EXERCISE.
Show, in full, each line of the data that contains "CHANGES".

Start of MATERIAL SHOWN

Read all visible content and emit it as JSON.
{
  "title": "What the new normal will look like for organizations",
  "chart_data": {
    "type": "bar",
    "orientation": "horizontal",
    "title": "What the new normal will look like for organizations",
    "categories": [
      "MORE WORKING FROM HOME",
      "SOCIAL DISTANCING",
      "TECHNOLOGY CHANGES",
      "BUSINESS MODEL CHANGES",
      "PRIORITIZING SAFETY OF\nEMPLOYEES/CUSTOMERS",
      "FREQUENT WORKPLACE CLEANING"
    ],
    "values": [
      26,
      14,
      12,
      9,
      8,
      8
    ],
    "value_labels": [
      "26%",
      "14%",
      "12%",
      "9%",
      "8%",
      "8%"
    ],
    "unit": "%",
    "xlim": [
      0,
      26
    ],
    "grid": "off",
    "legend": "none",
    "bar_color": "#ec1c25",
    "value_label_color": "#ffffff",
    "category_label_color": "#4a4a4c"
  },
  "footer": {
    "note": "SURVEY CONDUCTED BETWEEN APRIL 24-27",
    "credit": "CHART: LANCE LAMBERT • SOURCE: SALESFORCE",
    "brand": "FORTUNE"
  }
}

End of MATERIAL SHOWN

SOLUTION TO THIS TASK.
      "TECHNOLOGY CHANGES",
      "BUSINESS MODEL CHANGES",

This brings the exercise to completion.